▶ _INFORMATION SUPPLIED_
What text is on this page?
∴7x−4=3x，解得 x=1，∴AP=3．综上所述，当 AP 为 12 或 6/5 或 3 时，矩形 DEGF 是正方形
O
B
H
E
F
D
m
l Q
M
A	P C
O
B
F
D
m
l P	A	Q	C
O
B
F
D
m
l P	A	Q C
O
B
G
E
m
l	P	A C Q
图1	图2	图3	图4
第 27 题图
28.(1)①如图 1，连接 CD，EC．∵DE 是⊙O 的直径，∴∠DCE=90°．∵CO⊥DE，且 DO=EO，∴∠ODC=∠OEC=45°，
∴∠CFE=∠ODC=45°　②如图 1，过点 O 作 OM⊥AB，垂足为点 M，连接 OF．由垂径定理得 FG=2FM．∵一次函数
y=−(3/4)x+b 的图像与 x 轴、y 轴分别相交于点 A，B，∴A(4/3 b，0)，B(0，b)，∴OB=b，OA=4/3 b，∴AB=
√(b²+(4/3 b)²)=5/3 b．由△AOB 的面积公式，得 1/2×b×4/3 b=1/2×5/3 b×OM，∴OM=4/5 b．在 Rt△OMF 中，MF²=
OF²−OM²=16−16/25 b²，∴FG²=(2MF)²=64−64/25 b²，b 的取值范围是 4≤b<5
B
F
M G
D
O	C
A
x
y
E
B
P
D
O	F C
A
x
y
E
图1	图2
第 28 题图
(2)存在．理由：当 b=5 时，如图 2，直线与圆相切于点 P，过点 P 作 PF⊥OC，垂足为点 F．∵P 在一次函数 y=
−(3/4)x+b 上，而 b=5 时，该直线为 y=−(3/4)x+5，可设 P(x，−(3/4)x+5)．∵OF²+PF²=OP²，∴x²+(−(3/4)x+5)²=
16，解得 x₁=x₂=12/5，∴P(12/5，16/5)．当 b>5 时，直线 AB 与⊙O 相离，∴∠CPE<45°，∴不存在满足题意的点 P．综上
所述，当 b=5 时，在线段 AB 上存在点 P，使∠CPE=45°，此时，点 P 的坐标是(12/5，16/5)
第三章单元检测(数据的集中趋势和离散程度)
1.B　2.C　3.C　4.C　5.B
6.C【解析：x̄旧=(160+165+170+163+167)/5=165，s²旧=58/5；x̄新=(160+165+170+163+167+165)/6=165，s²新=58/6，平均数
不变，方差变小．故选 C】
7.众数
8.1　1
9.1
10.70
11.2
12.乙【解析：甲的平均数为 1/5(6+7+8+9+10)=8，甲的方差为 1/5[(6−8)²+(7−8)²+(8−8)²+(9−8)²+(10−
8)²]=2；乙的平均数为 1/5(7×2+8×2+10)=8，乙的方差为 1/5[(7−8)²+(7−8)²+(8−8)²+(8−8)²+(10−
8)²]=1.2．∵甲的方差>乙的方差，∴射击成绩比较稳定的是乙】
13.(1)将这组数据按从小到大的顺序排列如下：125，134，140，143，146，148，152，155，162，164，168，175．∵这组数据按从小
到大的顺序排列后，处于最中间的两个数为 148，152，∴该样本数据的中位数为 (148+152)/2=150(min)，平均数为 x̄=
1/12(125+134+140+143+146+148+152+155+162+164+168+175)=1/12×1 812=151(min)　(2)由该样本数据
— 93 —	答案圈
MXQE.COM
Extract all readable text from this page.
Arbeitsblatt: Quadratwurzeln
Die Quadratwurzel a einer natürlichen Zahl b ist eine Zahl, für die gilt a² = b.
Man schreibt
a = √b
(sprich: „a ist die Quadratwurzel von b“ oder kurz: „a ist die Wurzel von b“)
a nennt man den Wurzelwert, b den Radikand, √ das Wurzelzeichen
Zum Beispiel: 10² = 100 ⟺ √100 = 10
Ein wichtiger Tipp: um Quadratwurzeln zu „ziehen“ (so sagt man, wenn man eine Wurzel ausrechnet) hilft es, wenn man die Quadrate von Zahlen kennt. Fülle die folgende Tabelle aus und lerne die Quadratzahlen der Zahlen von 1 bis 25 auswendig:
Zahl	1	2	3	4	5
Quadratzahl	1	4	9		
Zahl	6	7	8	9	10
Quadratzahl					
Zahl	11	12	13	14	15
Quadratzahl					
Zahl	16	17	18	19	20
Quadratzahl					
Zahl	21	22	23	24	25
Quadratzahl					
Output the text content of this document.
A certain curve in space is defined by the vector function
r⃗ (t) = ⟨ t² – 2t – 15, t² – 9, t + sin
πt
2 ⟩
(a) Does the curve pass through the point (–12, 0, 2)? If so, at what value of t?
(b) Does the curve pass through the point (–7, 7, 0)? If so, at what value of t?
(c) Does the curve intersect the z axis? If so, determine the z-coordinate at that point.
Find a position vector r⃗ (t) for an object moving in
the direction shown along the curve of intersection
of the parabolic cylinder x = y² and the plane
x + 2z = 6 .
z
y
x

▶ _THE EXERCISE_
Repeat only the stretch of lines that opens with the line containing "Extract all readable text from this page." and closes with the final line of the entries, both included, exactly as written.

▶ _COMPLETE RESPONSE_
Extract all readable text from this page.
Arbeitsblatt: Quadratwurzeln
Die Quadratwurzel a einer natürlichen Zahl b ist eine Zahl, für die gilt a² = b.
Man schreibt
a = √b
(sprich: „a ist die Quadratwurzel von b“ oder kurz: „a ist die Wurzel von b“)
a nennt man den Wurzelwert, b den Radikand, √ das Wurzelzeichen
Zum Beispiel: 10² = 100 ⟺ √100 = 10
Ein wichtiger Tipp: um Quadratwurzeln zu „ziehen“ (so sagt man, wenn man eine Wurzel ausrechnet) hilft es, wenn man die Quadrate von Zahlen kennt. Fülle die folgende Tabelle aus und lerne die Quadratzahlen der Zahlen von 1 bis 25 auswendig:
Zahl	1	2	3	4	5
Quadratzahl	1	4	9		
Zahl	6	7	8	9	10
Quadratzahl					
Zahl	11	12	13	14	15
Quadratzahl					
Zahl	16	17	18	19	20
Quadratzahl					
Zahl	21	22	23	24	25
Quadratzahl					
Output the text content of this document.
A certain curve in space is defined by the vector function
r⃗ (t) = ⟨ t² – 2t – 15, t² – 9, t + sin
πt
2 ⟩
(a) Does the curve pass through the point (–12, 0, 2)? If so, at what value of t?
(b) Does the curve pass through the point (–7, 7, 0)? If so, at what value of t?
(c) Does the curve intersect the z axis? If so, determine the z-coordinate at that point.
Find a position vector r⃗ (t) for an object moving in
the direction shown along the curve of intersection
of the parabolic cylinder x = y² and the plane
x + 2z = 6 .
z
y
x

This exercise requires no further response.